**Task requirements**
In your copy, repeat the records exactly and leave out the pictures.

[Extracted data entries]
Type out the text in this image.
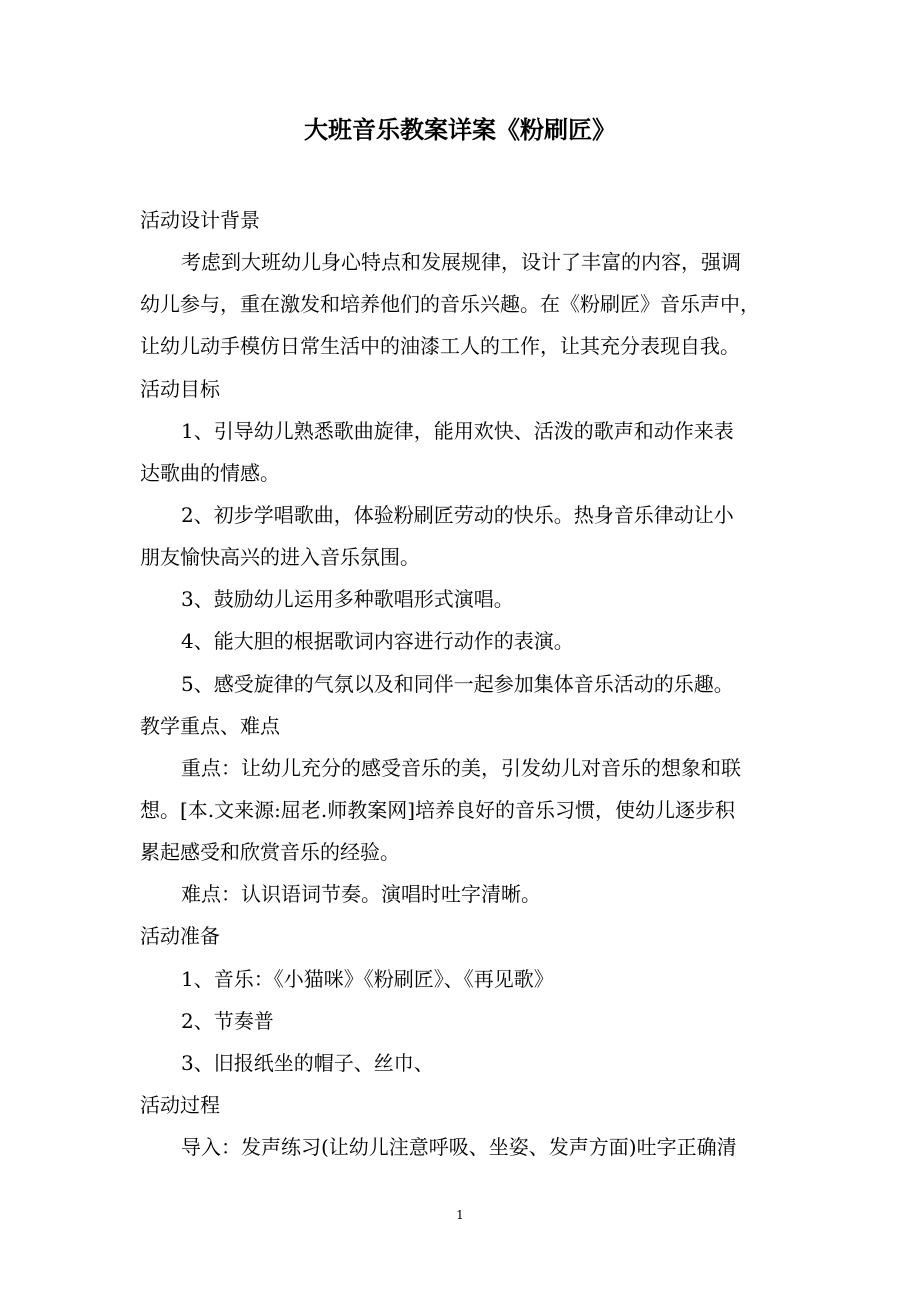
大班音乐教案详案《粉刷匠》
活动设计背景
考虑到大班幼儿身心特点和发展规律，设计了丰富的内容，强调
幼儿参与，重在激发和培养他们的音乐兴趣。在《粉刷匠》音乐声中，
让幼儿动手模仿日常生活中的油漆工人的工作，让其充分表现自我。
活动目标
1、引导幼儿熟悉歌曲旋律，能用欢快、活泼的歌声和动作来表
达歌曲的情感。
2、初步学唱歌曲，体验粉刷匠劳动的快乐。热身音乐律动让小
朋友愉快高兴的进入音乐氛围。
3、鼓励幼儿运用多种歌唱形式演唱。
4、能大胆的根据歌词内容进行动作的表演。
5、感受旋律的气氛以及和同伴一起参加集体音乐活动的乐趣。
教学重点、难点
重点：让幼儿充分的感受音乐的美，引发幼儿对音乐的想象和联
想。[本.文来源:屈老.师教案网]培养良好的音乐习惯，使幼儿逐步积
累起感受和欣赏音乐的经验。
难点：认识语词节奏。演唱时吐字清晰。
活动准备
1、音乐：《小猫咪》《粉刷匠》、《再见歌》
2、节奏普
3、旧报纸坐的帽子、丝巾、
活动过程
导入：发声练习(让幼儿注意呼吸、坐姿、发声方面)吐字正确清
1
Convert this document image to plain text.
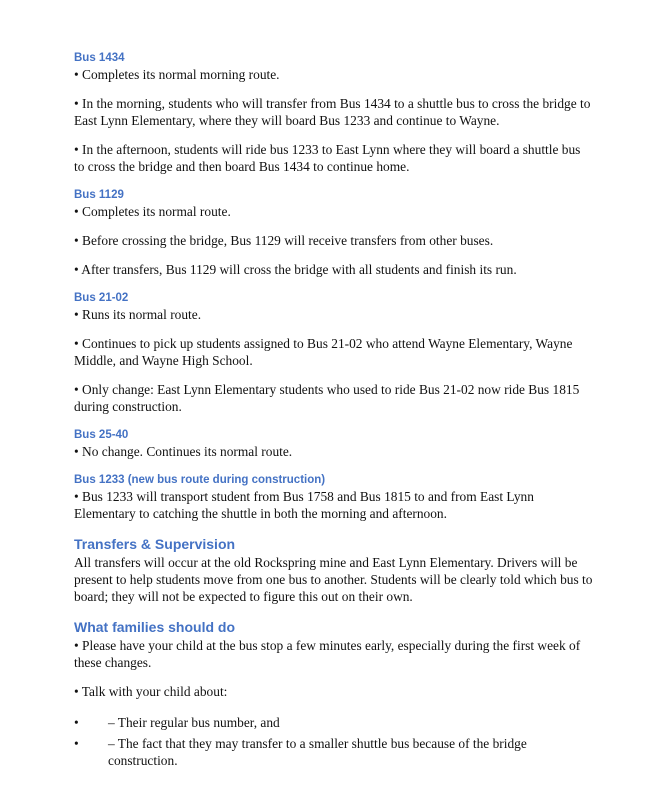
Bus 1434

• Completes its normal morning route.

• In the morning, students who will transfer from Bus 1434 to a shuttle bus to cross the bridge to East Lynn Elementary, where they will board Bus 1233 and continue to Wayne.

• In the afternoon, students will ride bus 1233 to East Lynn where they will board a shuttle bus to cross the bridge and then board Bus 1434 to continue home.

Bus 1129

• Completes its normal route.

• Before crossing the bridge, Bus 1129 will receive transfers from other buses.

• After transfers, Bus 1129 will cross the bridge with all students and finish its run.

Bus 21-02

• Runs its normal route.

• Continues to pick up students assigned to Bus 21-02 who attend Wayne Elementary, Wayne Middle, and Wayne High School.

• Only change: East Lynn Elementary students who used to ride Bus 21-02 now ride Bus 1815 during construction.

Bus 25-40

• No change. Continues its normal route.

Bus 1233 (new bus route during construction)

• Bus 1233 will transport student from Bus 1758 and Bus 1815 to and from East Lynn Elementary to catching the shuttle in both the morning and afternoon.

Transfers & Supervision

All transfers will occur at the old Rockspring mine and East Lynn Elementary. Drivers will be present to help students move from one bus to another. Students will be clearly told which bus to board; they will not be expected to figure this out on their own.

What families should do

• Please have your child at the bus stop a few minutes early, especially during the first week of these changes.

• Talk with your child about:

•	– Their regular bus number, and
•	– The fact that they may transfer to a smaller shuttle bus because of the bridge construction.
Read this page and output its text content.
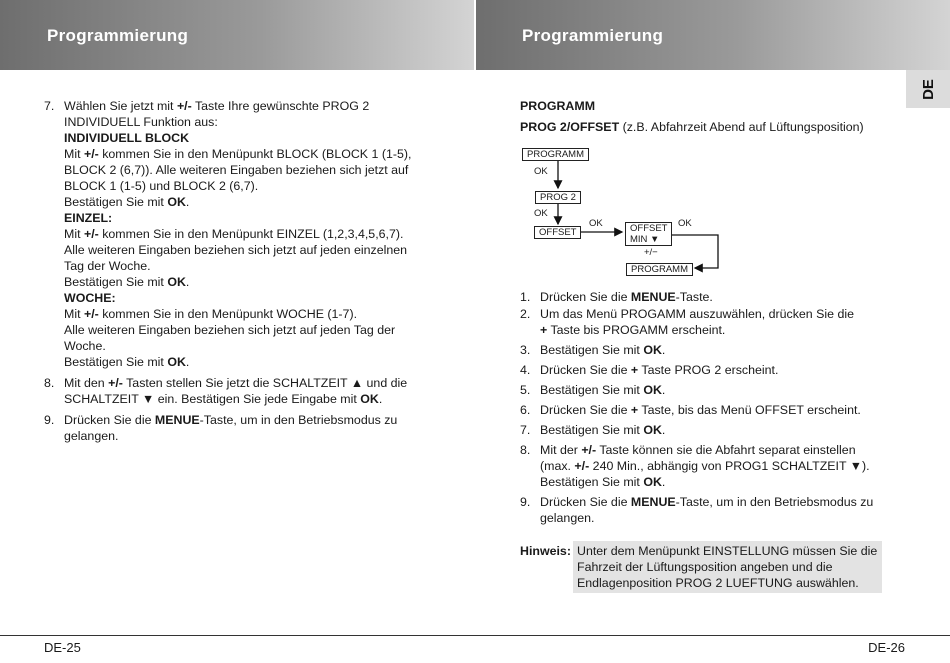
Programmierung	Programmierung
DE
7. Wählen Sie jetzt mit +/- Taste Ihre gewünschte PROG 2
INDIVIDUELL Funktion aus:
INDIVIDUELL BLOCK
Mit +/- kommen Sie in den Menüpunkt BLOCK (BLOCK 1 (1-5),
BLOCK 2 (6,7)). Alle weiteren Eingaben beziehen sich jetzt auf
BLOCK 1 (1-5) und BLOCK 2 (6,7).
Bestätigen Sie mit OK.
EINZEL:
Mit +/- kommen Sie in den Menüpunkt EINZEL (1,2,3,4,5,6,7).
Alle weiteren Eingaben beziehen sich jetzt auf jeden einzelnen
Tag der Woche.
Bestätigen Sie mit OK.
WOCHE:
Mit +/- kommen Sie in den Menüpunkt WOCHE (1-7).
Alle weiteren Eingaben beziehen sich jetzt auf jeden Tag der
Woche.
Bestätigen Sie mit OK.
8. Mit den +/- Tasten stellen Sie jetzt die SCHALTZEIT ▲ und die
SCHALTZEIT ▼ ein. Bestätigen Sie jede Eingabe mit OK.
9. Drücken Sie die MENUE-Taste, um in den Betriebsmodus zu
gelangen.
PROGRAMM
PROG 2/OFFSET (z.B. Abfahrzeit Abend auf Lüftungsposition)
PROGRAMM
OK
PROG 2
OK
OFFSET
OK	OFFSET
MIN ▼
OK
+/−
PROGRAMM
1. Drücken Sie die MENUE-Taste.
2. Um das Menü PROGAMM auszuwählen, drücken Sie die
+ Taste bis PROGAMM erscheint.
3. Bestätigen Sie mit OK.
4. Drücken Sie die + Taste PROG 2 erscheint.
5. Bestätigen Sie mit OK.
6. Drücken Sie die + Taste, bis das Menü OFFSET erscheint.
7. Bestätigen Sie mit OK.
8. Mit der +/- Taste können sie die Abfahrt separat einstellen
(max. +/- 240 Min., abhängig von PROG1 SCHALTZEIT ▼).
Bestätigen Sie mit OK.
9. Drücken Sie die MENUE-Taste, um in den Betriebsmodus zu
gelangen.
Hinweis: Unter dem Menüpunkt EINSTELLUNG müssen Sie die
Fahrzeit der Lüftungsposition angeben und die
Endlagenposition PROG 2 LUEFTUNG auswählen.
DE-25	DE-26
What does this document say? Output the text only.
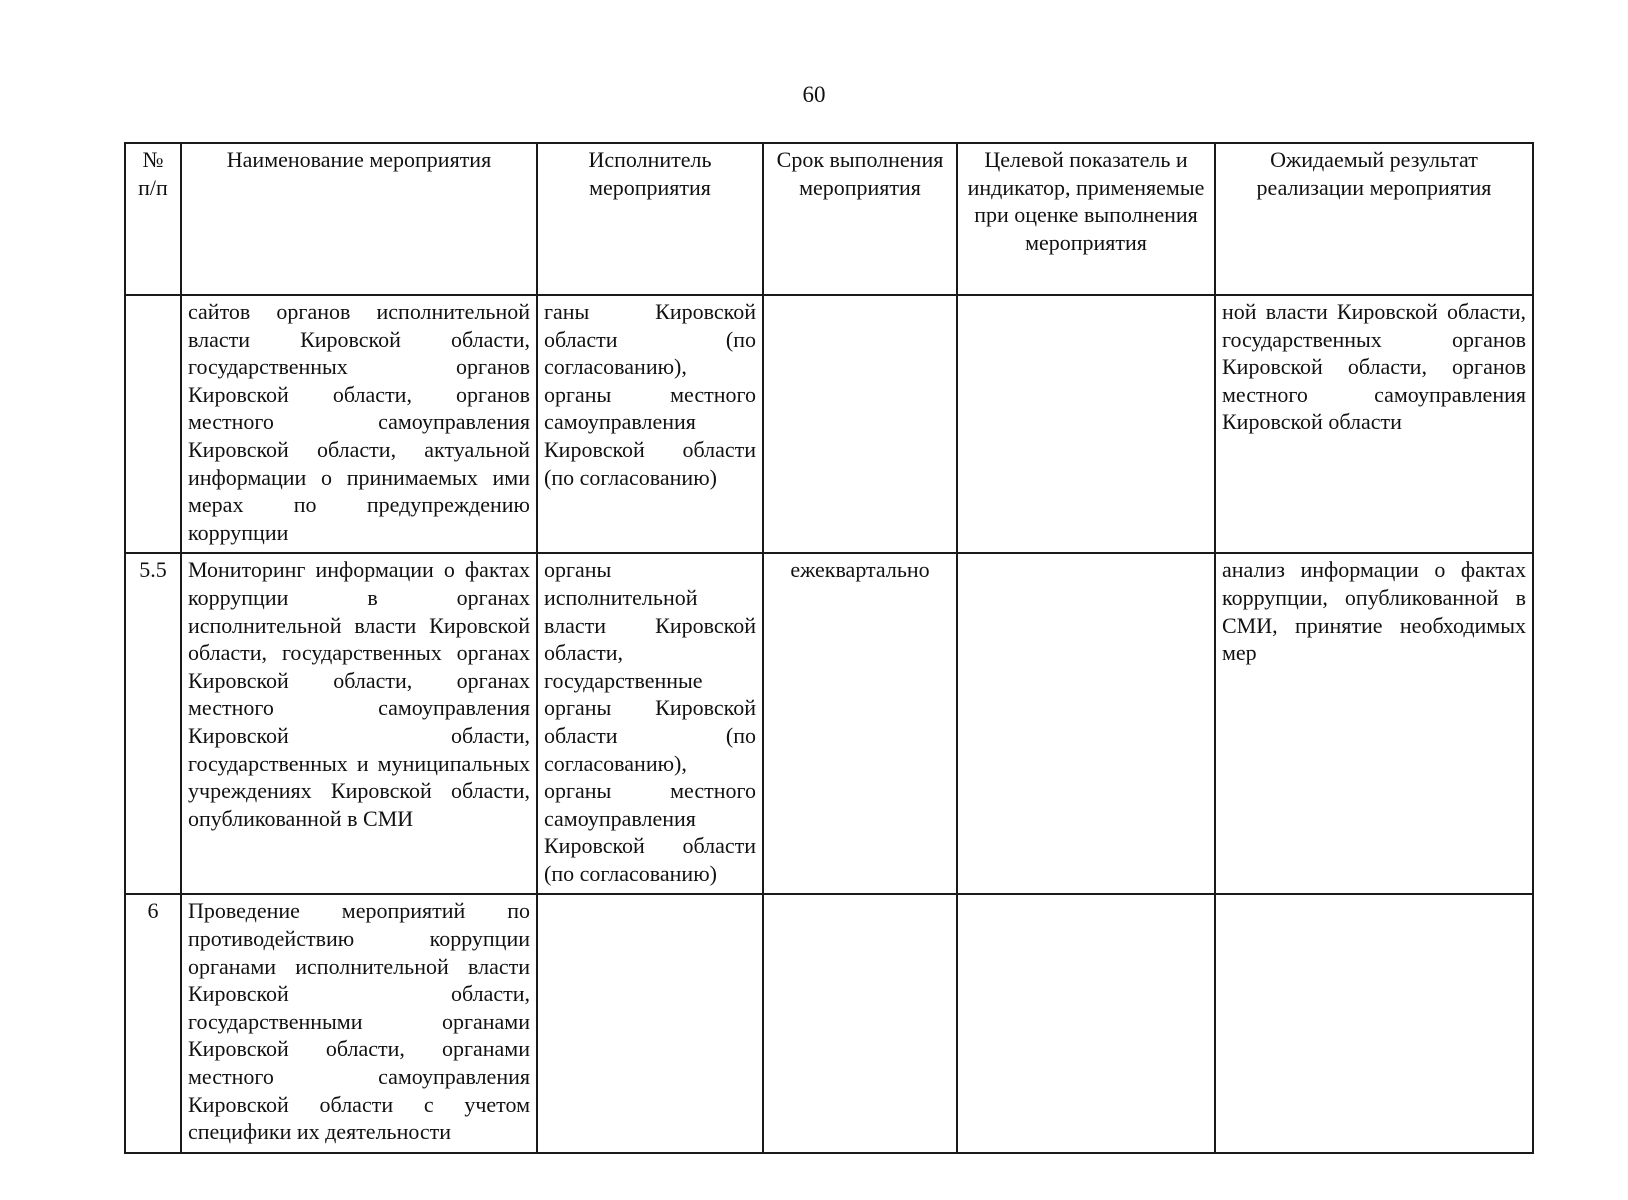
60
№ п/п	Наименование мероприятия	Исполнитель мероприятия	Срок выполнения мероприятия	Целевой показатель и индикатор, применяемые при оценке выполнения мероприятия	Ожидаемый результат реализации мероприятия
	сайтов органов исполнительной власти Кировской области, государственных органов Кировской области, органов местного самоуправления Кировской области, актуальной информации о принимаемых ими мерах по предупреждению коррупции	ганы Кировской области (по согласованию), органы местного самоуправления Кировской области (по согласованию)			ной власти Кировской области, государственных органов Кировской области, органов местного самоуправления Кировской области
5.5	Мониторинг информации о фактах коррупции в органах исполнительной власти Кировской области, государственных органах Кировской области, органах местного самоуправления Кировской области, государственных и муниципальных учреждениях Кировской области, опубликованной в СМИ	органы исполнительной власти Кировской области, государственные органы Кировской области (по согласованию), органы местного самоуправления Кировской области (по согласованию)	ежеквартально		анализ информации о фактах коррупции, опубликованной в СМИ, принятие необходимых мер
6	Проведение мероприятий по противодействию коррупции органами исполнительной власти Кировской области, государственными органами Кировской области, органами местного самоуправления Кировской области с учетом специфики их деятельности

**Response to this task**
Type out the text in this image.
大班音乐教案详案《粉刷匠》
活动设计背景
考虑到大班幼儿身心特点和发展规律，设计了丰富的内容，强调
幼儿参与，重在激发和培养他们的音乐兴趣。在《粉刷匠》音乐声中，
让幼儿动手模仿日常生活中的油漆工人的工作，让其充分表现自我。
活动目标
1、引导幼儿熟悉歌曲旋律，能用欢快、活泼的歌声和动作来表
达歌曲的情感。
2、初步学唱歌曲，体验粉刷匠劳动的快乐。热身音乐律动让小
朋友愉快高兴的进入音乐氛围。
3、鼓励幼儿运用多种歌唱形式演唱。
4、能大胆的根据歌词内容进行动作的表演。
5、感受旋律的气氛以及和同伴一起参加集体音乐活动的乐趣。
教学重点、难点
重点：让幼儿充分的感受音乐的美，引发幼儿对音乐的想象和联
想。[本.文来源:屈老.师教案网]培养良好的音乐习惯，使幼儿逐步积
累起感受和欣赏音乐的经验。
难点：认识语词节奏。演唱时吐字清晰。
活动准备
1、音乐：《小猫咪》《粉刷匠》、《再见歌》
2、节奏普
3、旧报纸坐的帽子、丝巾、
活动过程
导入：发声练习(让幼儿注意呼吸、坐姿、发声方面)吐字正确清
1
Convert this document image to plain text.
Bus 1434

• Completes its normal morning route.

• In the morning, students who will transfer from Bus 1434 to a shuttle bus to cross the bridge to East Lynn Elementary, where they will board Bus 1233 and continue to Wayne.

• In the afternoon, students will ride bus 1233 to East Lynn where they will board a shuttle bus to cross the bridge and then board Bus 1434 to continue home.

Bus 1129

• Completes its normal route.

• Before crossing the bridge, Bus 1129 will receive transfers from other buses.

• After transfers, Bus 1129 will cross the bridge with all students and finish its run.

Bus 21-02

• Runs its normal route.

• Continues to pick up students assigned to Bus 21-02 who attend Wayne Elementary, Wayne Middle, and Wayne High School.

• Only change: East Lynn Elementary students who used to ride Bus 21-02 now ride Bus 1815 during construction.

Bus 25-40

• No change. Continues its normal route.

Bus 1233 (new bus route during construction)

• Bus 1233 will transport student from Bus 1758 and Bus 1815 to and from East Lynn Elementary to catching the shuttle in both the morning and afternoon.

Transfers & Supervision

All transfers will occur at the old Rockspring mine and East Lynn Elementary. Drivers will be present to help students move from one bus to another. Students will be clearly told which bus to board; they will not be expected to figure this out on their own.

What families should do

• Please have your child at the bus stop a few minutes early, especially during the first week of these changes.

• Talk with your child about:

•	– Their regular bus number, and
•	– The fact that they may transfer to a smaller shuttle bus because of the bridge construction.
Read this page and output its text content.
Programmierung	Programmierung
DE
7. Wählen Sie jetzt mit +/- Taste Ihre gewünschte PROG 2
INDIVIDUELL Funktion aus:
INDIVIDUELL BLOCK
Mit +/- kommen Sie in den Menüpunkt BLOCK (BLOCK 1 (1-5),
BLOCK 2 (6,7)). Alle weiteren Eingaben beziehen sich jetzt auf
BLOCK 1 (1-5) und BLOCK 2 (6,7).
Bestätigen Sie mit OK.
EINZEL:
Mit +/- kommen Sie in den Menüpunkt EINZEL (1,2,3,4,5,6,7).
Alle weiteren Eingaben beziehen sich jetzt auf jeden einzelnen
Tag der Woche.
Bestätigen Sie mit OK.
WOCHE:
Mit +/- kommen Sie in den Menüpunkt WOCHE (1-7).
Alle weiteren Eingaben beziehen sich jetzt auf jeden Tag der
Woche.
Bestätigen Sie mit OK.
8. Mit den +/- Tasten stellen Sie jetzt die SCHALTZEIT ▲ und die
SCHALTZEIT ▼ ein. Bestätigen Sie jede Eingabe mit OK.
9. Drücken Sie die MENUE-Taste, um in den Betriebsmodus zu
gelangen.
PROGRAMM
PROG 2/OFFSET (z.B. Abfahrzeit Abend auf Lüftungsposition)
PROGRAMM
OK
PROG 2
OK
OFFSET
OK	OFFSET
MIN ▼
OK
+/−
PROGRAMM
1. Drücken Sie die MENUE-Taste.
2. Um das Menü PROGAMM auszuwählen, drücken Sie die
+ Taste bis PROGAMM erscheint.
3. Bestätigen Sie mit OK.
4. Drücken Sie die + Taste PROG 2 erscheint.
5. Bestätigen Sie mit OK.
6. Drücken Sie die + Taste, bis das Menü OFFSET erscheint.
7. Bestätigen Sie mit OK.
8. Mit der +/- Taste können sie die Abfahrt separat einstellen
(max. +/- 240 Min., abhängig von PROG1 SCHALTZEIT ▼).
Bestätigen Sie mit OK.
9. Drücken Sie die MENUE-Taste, um in den Betriebsmodus zu
gelangen.
Hinweis: Unter dem Menüpunkt EINSTELLUNG müssen Sie die
Fahrzeit der Lüftungsposition angeben und die
Endlagenposition PROG 2 LUEFTUNG auswählen.
DE-25	DE-26
What does this document say? Output the text only.
60
№ п/п	Наименование мероприятия	Исполнитель мероприятия	Срок выполнения мероприятия	Целевой показатель и индикатор, применяемые при оценке выполнения мероприятия	Ожидаемый результат реализации мероприятия
	сайтов органов исполнительной власти Кировской области, государственных органов Кировской области, органов местного самоуправления Кировской области, актуальной информации о принимаемых ими мерах по предупреждению коррупции	ганы Кировской области (по согласованию), органы местного самоуправления Кировской области (по согласованию)			ной власти Кировской области, государственных органов Кировской области, органов местного самоуправления Кировской области
5.5	Мониторинг информации о фактах коррупции в органах исполнительной власти Кировской области, государственных органах Кировской области, органах местного самоуправления Кировской области, государственных и муниципальных учреждениях Кировской области, опубликованной в СМИ	органы исполнительной власти Кировской области, государственные органы Кировской области (по согласованию), органы местного самоуправления Кировской области (по согласованию)	ежеквартально		анализ информации о фактах коррупции, опубликованной в СМИ, принятие необходимых мер
6	Проведение мероприятий по противодействию коррупции органами исполнительной власти Кировской области, государственными органами Кировской области, органами местного самоуправления Кировской области с учетом специфики их деятельности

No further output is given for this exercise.